_What you are asked to do_. Copy each line below that includes "ffffff".

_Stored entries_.
===
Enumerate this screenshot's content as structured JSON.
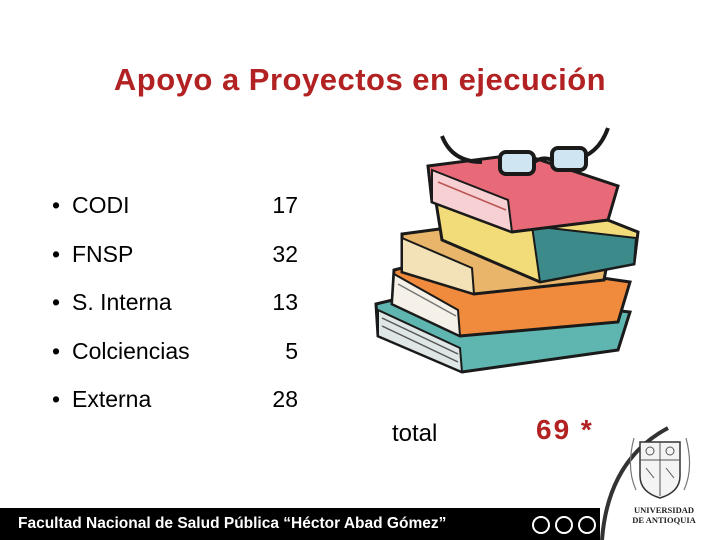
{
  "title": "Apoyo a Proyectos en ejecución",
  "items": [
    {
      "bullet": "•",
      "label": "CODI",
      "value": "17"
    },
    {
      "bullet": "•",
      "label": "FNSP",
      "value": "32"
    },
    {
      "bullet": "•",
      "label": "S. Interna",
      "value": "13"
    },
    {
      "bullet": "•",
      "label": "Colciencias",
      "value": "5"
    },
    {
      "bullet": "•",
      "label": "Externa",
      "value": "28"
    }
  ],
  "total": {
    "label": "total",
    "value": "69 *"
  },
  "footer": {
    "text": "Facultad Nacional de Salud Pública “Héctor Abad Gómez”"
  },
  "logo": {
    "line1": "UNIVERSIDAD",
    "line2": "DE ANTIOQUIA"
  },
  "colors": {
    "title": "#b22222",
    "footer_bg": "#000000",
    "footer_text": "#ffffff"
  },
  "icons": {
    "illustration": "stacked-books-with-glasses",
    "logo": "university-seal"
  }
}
===
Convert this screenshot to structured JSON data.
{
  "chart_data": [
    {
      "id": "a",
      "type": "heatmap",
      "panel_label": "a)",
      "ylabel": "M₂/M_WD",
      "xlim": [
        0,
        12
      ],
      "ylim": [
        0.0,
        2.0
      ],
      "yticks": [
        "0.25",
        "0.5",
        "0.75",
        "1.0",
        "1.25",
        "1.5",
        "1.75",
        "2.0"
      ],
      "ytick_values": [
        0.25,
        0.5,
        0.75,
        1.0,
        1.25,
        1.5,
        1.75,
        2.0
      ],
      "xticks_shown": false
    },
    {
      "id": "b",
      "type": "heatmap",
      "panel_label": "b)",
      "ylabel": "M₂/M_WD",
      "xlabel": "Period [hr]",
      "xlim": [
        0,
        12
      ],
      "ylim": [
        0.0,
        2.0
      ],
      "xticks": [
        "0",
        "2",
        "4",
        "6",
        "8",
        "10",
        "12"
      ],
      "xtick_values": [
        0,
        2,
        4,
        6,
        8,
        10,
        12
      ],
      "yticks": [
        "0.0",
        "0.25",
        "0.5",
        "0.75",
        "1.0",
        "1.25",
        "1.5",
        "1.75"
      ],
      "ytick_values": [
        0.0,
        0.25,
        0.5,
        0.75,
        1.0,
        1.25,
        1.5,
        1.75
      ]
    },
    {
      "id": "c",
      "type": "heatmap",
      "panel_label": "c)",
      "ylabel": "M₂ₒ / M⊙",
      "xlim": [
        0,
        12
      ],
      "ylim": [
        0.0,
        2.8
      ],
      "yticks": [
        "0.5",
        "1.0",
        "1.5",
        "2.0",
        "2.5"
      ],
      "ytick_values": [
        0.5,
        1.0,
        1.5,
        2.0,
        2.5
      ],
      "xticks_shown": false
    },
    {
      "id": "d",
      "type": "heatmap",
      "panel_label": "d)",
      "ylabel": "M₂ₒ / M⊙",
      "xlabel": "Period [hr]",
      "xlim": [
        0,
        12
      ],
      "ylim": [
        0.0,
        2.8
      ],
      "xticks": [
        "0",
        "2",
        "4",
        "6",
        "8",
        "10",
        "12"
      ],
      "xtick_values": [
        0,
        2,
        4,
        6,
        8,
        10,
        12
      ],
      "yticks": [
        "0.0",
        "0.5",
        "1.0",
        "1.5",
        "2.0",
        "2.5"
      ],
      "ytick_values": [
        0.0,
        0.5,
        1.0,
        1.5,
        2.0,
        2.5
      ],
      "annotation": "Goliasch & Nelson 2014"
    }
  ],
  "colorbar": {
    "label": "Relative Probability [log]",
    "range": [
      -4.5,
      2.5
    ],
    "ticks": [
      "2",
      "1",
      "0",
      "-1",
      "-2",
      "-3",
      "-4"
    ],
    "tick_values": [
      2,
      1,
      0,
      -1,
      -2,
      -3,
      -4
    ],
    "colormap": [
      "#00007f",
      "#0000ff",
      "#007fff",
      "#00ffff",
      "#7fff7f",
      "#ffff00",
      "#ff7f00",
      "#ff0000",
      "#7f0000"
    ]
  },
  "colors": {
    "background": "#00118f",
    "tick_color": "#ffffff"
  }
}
===
_Written answer_.
    "footer_text": "#ffffff"
    "tick_color": "#ffffff"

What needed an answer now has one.